◆ OBJECTIVE:
Using the listing below, report all lines holding the word "name".

___ DATA TO USE

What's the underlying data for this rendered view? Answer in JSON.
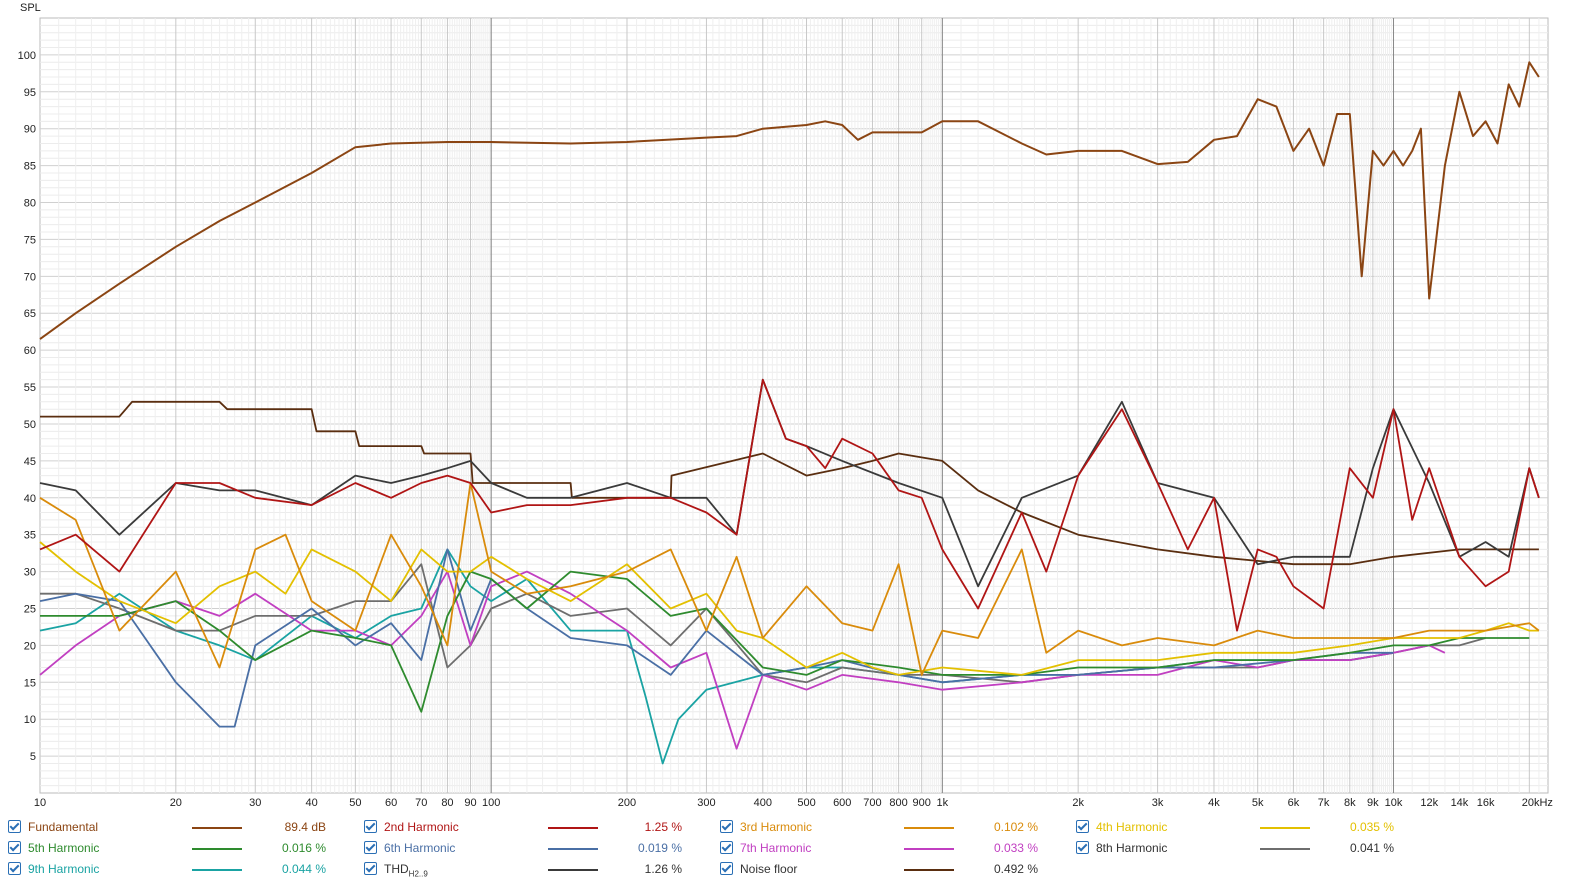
{
  "chart_data": {
    "type": "line",
    "ylabel": "SPL",
    "xscale": "log",
    "xlim": [
      10,
      22000
    ],
    "ylim": [
      0,
      105
    ],
    "y_ticks": [
      5,
      10,
      15,
      20,
      25,
      30,
      35,
      40,
      45,
      50,
      55,
      60,
      65,
      70,
      75,
      80,
      85,
      90,
      95,
      100
    ],
    "x_ticks": [
      {
        "v": 10,
        "l": "10"
      },
      {
        "v": 20,
        "l": "20"
      },
      {
        "v": 30,
        "l": "30"
      },
      {
        "v": 40,
        "l": "40"
      },
      {
        "v": 50,
        "l": "50"
      },
      {
        "v": 60,
        "l": "60"
      },
      {
        "v": 70,
        "l": "70"
      },
      {
        "v": 80,
        "l": "80"
      },
      {
        "v": 90,
        "l": "90"
      },
      {
        "v": 100,
        "l": "100"
      },
      {
        "v": 200,
        "l": "200"
      },
      {
        "v": 300,
        "l": "300"
      },
      {
        "v": 400,
        "l": "400"
      },
      {
        "v": 500,
        "l": "500"
      },
      {
        "v": 600,
        "l": "600"
      },
      {
        "v": 700,
        "l": "700"
      },
      {
        "v": 800,
        "l": "800"
      },
      {
        "v": 900,
        "l": "900"
      },
      {
        "v": 1000,
        "l": "1k"
      },
      {
        "v": 2000,
        "l": "2k"
      },
      {
        "v": 3000,
        "l": "3k"
      },
      {
        "v": 4000,
        "l": "4k"
      },
      {
        "v": 5000,
        "l": "5k"
      },
      {
        "v": 6000,
        "l": "6k"
      },
      {
        "v": 7000,
        "l": "7k"
      },
      {
        "v": 8000,
        "l": "8k"
      },
      {
        "v": 9000,
        "l": "9k"
      },
      {
        "v": 10000,
        "l": "10k"
      },
      {
        "v": 12000,
        "l": "12k"
      },
      {
        "v": 14000,
        "l": "14k"
      },
      {
        "v": 16000,
        "l": "16k"
      },
      {
        "v": 20000,
        "l": "20kHz"
      }
    ],
    "grid": true,
    "series": [
      {
        "name": "Fundamental",
        "color": "#8B4513",
        "value": "89.4 dB",
        "x": [
          10,
          12,
          15,
          20,
          25,
          30,
          40,
          50,
          60,
          80,
          100,
          150,
          200,
          300,
          350,
          400,
          500,
          550,
          600,
          650,
          700,
          800,
          900,
          1000,
          1200,
          1500,
          1700,
          2000,
          2500,
          3000,
          3500,
          4000,
          4500,
          5000,
          5500,
          6000,
          6500,
          7000,
          7500,
          8000,
          8500,
          9000,
          9500,
          10000,
          10500,
          11000,
          11500,
          12000,
          13000,
          14000,
          15000,
          16000,
          17000,
          18000,
          19000,
          20000,
          21000
        ],
        "y": [
          61.5,
          65,
          69,
          74,
          77.5,
          80,
          84,
          87.5,
          88,
          88.2,
          88.2,
          88,
          88.2,
          88.8,
          89,
          90,
          90.5,
          91,
          90.5,
          88.5,
          89.5,
          89.5,
          89.5,
          91,
          91,
          88,
          86.5,
          87,
          87,
          85.2,
          85.5,
          88.5,
          89,
          94,
          93,
          87,
          90,
          85,
          92,
          92,
          70,
          87,
          85,
          87,
          85,
          87,
          90,
          67,
          85,
          95,
          89,
          91,
          88,
          96,
          93,
          99,
          97
        ]
      },
      {
        "name": "2nd Harmonic",
        "color": "#B01515",
        "value": "1.25 %",
        "x": [
          10,
          12,
          15,
          20,
          25,
          30,
          40,
          50,
          60,
          70,
          80,
          90,
          100,
          120,
          150,
          200,
          250,
          300,
          350,
          400,
          450,
          500,
          550,
          600,
          700,
          800,
          900,
          1000,
          1200,
          1500,
          1700,
          2000,
          2500,
          3000,
          3500,
          4000,
          4500,
          5000,
          5500,
          6000,
          7000,
          8000,
          9000,
          10000,
          11000,
          12000,
          14000,
          16000,
          18000,
          20000,
          21000
        ],
        "y": [
          33,
          35,
          30,
          42,
          42,
          40,
          39,
          42,
          40,
          42,
          43,
          42,
          38,
          39,
          39,
          40,
          40,
          38,
          35,
          56,
          48,
          47,
          44,
          48,
          46,
          41,
          40,
          33,
          25,
          38,
          30,
          43,
          52,
          42,
          33,
          40,
          22,
          33,
          32,
          28,
          25,
          44,
          40,
          52,
          37,
          44,
          32,
          28,
          30,
          44,
          40
        ]
      },
      {
        "name": "3rd Harmonic",
        "color": "#D98B0B",
        "value": "0.102 %",
        "x": [
          10,
          12,
          15,
          20,
          25,
          30,
          35,
          40,
          50,
          60,
          70,
          80,
          90,
          100,
          120,
          150,
          200,
          250,
          300,
          350,
          400,
          500,
          600,
          700,
          800,
          900,
          1000,
          1200,
          1500,
          1700,
          2000,
          2500,
          3000,
          4000,
          5000,
          6000,
          8000,
          10000,
          12000,
          16000,
          20000,
          21000
        ],
        "y": [
          40,
          37,
          22,
          30,
          17,
          33,
          35,
          26,
          22,
          35,
          28,
          20,
          42,
          30,
          27,
          28,
          30,
          33,
          22,
          32,
          21,
          28,
          23,
          22,
          31,
          16,
          22,
          21,
          33,
          19,
          22,
          20,
          21,
          20,
          22,
          21,
          21,
          21,
          22,
          22,
          23,
          22
        ]
      },
      {
        "name": "4th Harmonic",
        "color": "#E3C000",
        "value": "0.035 %",
        "x": [
          10,
          12,
          15,
          20,
          25,
          30,
          35,
          40,
          50,
          60,
          70,
          80,
          90,
          100,
          120,
          150,
          200,
          250,
          300,
          350,
          400,
          500,
          600,
          700,
          800,
          1000,
          1500,
          2000,
          3000,
          4000,
          5000,
          6000,
          8000,
          10000,
          12000,
          14000,
          16000,
          18000,
          20000,
          21000
        ],
        "y": [
          34,
          30,
          26,
          23,
          28,
          30,
          27,
          33,
          30,
          26,
          33,
          30,
          30,
          32,
          29,
          26,
          31,
          25,
          27,
          22,
          21,
          17,
          19,
          17,
          16,
          17,
          16,
          18,
          18,
          19,
          19,
          19,
          20,
          21,
          21,
          21,
          22,
          23,
          22,
          22
        ]
      },
      {
        "name": "5th Harmonic",
        "color": "#2E8B2E",
        "value": "0.016 %",
        "x": [
          10,
          15,
          20,
          25,
          30,
          40,
          50,
          60,
          70,
          80,
          90,
          100,
          120,
          150,
          200,
          250,
          300,
          400,
          500,
          600,
          800,
          1000,
          1500,
          2000,
          3000,
          4000,
          5000,
          6000,
          8000,
          10000,
          12000,
          14000,
          16000,
          18000,
          20000
        ],
        "y": [
          24,
          24,
          26,
          22,
          18,
          22,
          21,
          20,
          11,
          24,
          30,
          29,
          25,
          30,
          29,
          24,
          25,
          17,
          16,
          18,
          17,
          16,
          16,
          17,
          17,
          18,
          18,
          18,
          19,
          20,
          20,
          21,
          21,
          21,
          21
        ]
      },
      {
        "name": "6th Harmonic",
        "color": "#4A6FA5",
        "value": "0.019 %",
        "x": [
          10,
          12,
          15,
          20,
          25,
          27,
          30,
          40,
          50,
          60,
          70,
          80,
          90,
          100,
          120,
          150,
          200,
          250,
          300,
          400,
          500,
          600,
          800,
          1000,
          1500,
          2000,
          3000,
          4000,
          6000,
          8000,
          10000
        ],
        "y": [
          26,
          27,
          26,
          15,
          9,
          9,
          20,
          25,
          20,
          23,
          18,
          33,
          22,
          29,
          25,
          21,
          20,
          16,
          22,
          16,
          17,
          18,
          16,
          15,
          16,
          16,
          17,
          17,
          18,
          19,
          19
        ]
      },
      {
        "name": "7th Harmonic",
        "color": "#C13FC1",
        "value": "0.033 %",
        "x": [
          10,
          12,
          15,
          20,
          25,
          30,
          40,
          50,
          60,
          70,
          80,
          90,
          100,
          120,
          150,
          200,
          250,
          300,
          350,
          400,
          500,
          600,
          800,
          1000,
          1500,
          2000,
          3000,
          4000,
          5000,
          6000,
          8000,
          10000,
          12000,
          13000
        ],
        "y": [
          16,
          20,
          24,
          26,
          24,
          27,
          22,
          22,
          20,
          24,
          30,
          20,
          28,
          30,
          27,
          22,
          17,
          19,
          6,
          16,
          14,
          16,
          15,
          14,
          15,
          16,
          16,
          18,
          17,
          18,
          18,
          19,
          20,
          19
        ]
      },
      {
        "name": "8th Harmonic",
        "color": "#6E6E6E",
        "value": "0.041 %",
        "x": [
          10,
          12,
          15,
          20,
          25,
          30,
          40,
          50,
          60,
          70,
          80,
          90,
          100,
          120,
          150,
          200,
          250,
          300,
          400,
          500,
          600,
          800,
          1000,
          1500,
          2000,
          3000,
          4000,
          5000,
          6000,
          8000,
          10000,
          12000,
          14000,
          16000
        ],
        "y": [
          27,
          27,
          25,
          22,
          22,
          24,
          24,
          26,
          26,
          31,
          17,
          20,
          25,
          27,
          24,
          25,
          20,
          25,
          16,
          15,
          17,
          16,
          16,
          15,
          16,
          17,
          17,
          17,
          18,
          18,
          19,
          20,
          20,
          21
        ]
      },
      {
        "name": "9th Harmonic",
        "color": "#1AA3A3",
        "value": "0.044 %",
        "x": [
          10,
          12,
          15,
          20,
          25,
          30,
          40,
          50,
          60,
          70,
          80,
          90,
          100,
          120,
          150,
          200,
          220,
          240,
          260,
          300,
          400,
          500,
          600,
          800,
          1000,
          1500,
          2000,
          3000,
          4000,
          6000,
          8000,
          10000
        ],
        "y": [
          22,
          23,
          27,
          22,
          20,
          18,
          24,
          21,
          24,
          25,
          33,
          28,
          26,
          29,
          22,
          22,
          13,
          4,
          10,
          14,
          16,
          17,
          17,
          16,
          15,
          16,
          16,
          17,
          18,
          18,
          18,
          19
        ]
      },
      {
        "name": "THD",
        "sub": "H2..9",
        "color": "#3A3A3A",
        "value": "1.26 %",
        "x": [
          10,
          12,
          15,
          20,
          25,
          30,
          40,
          50,
          60,
          70,
          80,
          90,
          100,
          120,
          150,
          200,
          250,
          300,
          350,
          400,
          450,
          500,
          600,
          800,
          1000,
          1200,
          1500,
          2000,
          2500,
          3000,
          4000,
          5000,
          6000,
          8000,
          9000,
          10000,
          12000,
          14000,
          16000,
          18000,
          20000,
          21000
        ],
        "y": [
          42,
          41,
          35,
          42,
          41,
          41,
          39,
          43,
          42,
          43,
          44,
          45,
          42,
          40,
          40,
          42,
          40,
          40,
          35,
          56,
          48,
          47,
          45,
          42,
          40,
          28,
          40,
          43,
          53,
          42,
          40,
          31,
          32,
          32,
          44,
          52,
          42,
          32,
          34,
          32,
          44,
          40
        ]
      },
      {
        "name": "Noise floor",
        "color": "#5A2E10",
        "value": "0.492 %",
        "x": [
          10,
          15,
          16,
          25,
          26,
          40,
          41,
          50,
          51,
          70,
          71,
          90,
          91,
          150,
          151,
          250,
          251,
          400,
          500,
          600,
          700,
          800,
          1000,
          1200,
          1500,
          2000,
          3000,
          4000,
          6000,
          8000,
          10000,
          14000,
          20000,
          21000
        ],
        "y": [
          51,
          51,
          53,
          53,
          52,
          52,
          49,
          49,
          47,
          47,
          46,
          46,
          42,
          42,
          40,
          40,
          43,
          46,
          43,
          44,
          45,
          46,
          45,
          41,
          38,
          35,
          33,
          32,
          31,
          31,
          32,
          33,
          33,
          33
        ]
      }
    ]
  },
  "legend": {
    "rows": [
      [
        {
          "label": "Fundamental",
          "value": "89.4 dB",
          "color": "#8B4513"
        },
        {
          "label": "2nd Harmonic",
          "value": "1.25 %",
          "color": "#B01515"
        },
        {
          "label": "3rd Harmonic",
          "value": "0.102 %",
          "color": "#D98B0B"
        },
        {
          "label": "4th Harmonic",
          "value": "0.035 %",
          "color": "#E3C000"
        }
      ],
      [
        {
          "label": "5th Harmonic",
          "value": "0.016 %",
          "color": "#2E8B2E"
        },
        {
          "label": "6th Harmonic",
          "value": "0.019 %",
          "color": "#4A6FA5"
        },
        {
          "label": "7th Harmonic",
          "value": "0.033 %",
          "color": "#C13FC1"
        },
        {
          "label": "8th Harmonic",
          "value": "0.041 %",
          "color": "#6E6E6E"
        }
      ],
      [
        {
          "label": "9th Harmonic",
          "value": "0.044 %",
          "color": "#1AA3A3"
        },
        {
          "label": "THD",
          "sub": "H2..9",
          "value": "1.26 %",
          "color": "#3A3A3A"
        },
        {
          "label": "Noise floor",
          "value": "0.492 %",
          "color": "#5A2E10"
        }
      ]
    ]
  }
}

______

◆ TASK RESULT:
        "name": "Fundamental",
        "name": "2nd Harmonic",
        "name": "3rd Harmonic",
        "name": "4th Harmonic",
        "name": "5th Harmonic",
        "name": "6th Harmonic",
        "name": "7th Harmonic",
        "name": "8th Harmonic",
        "name": "9th Harmonic",
        "name": "THD",
        "name": "Noise floor",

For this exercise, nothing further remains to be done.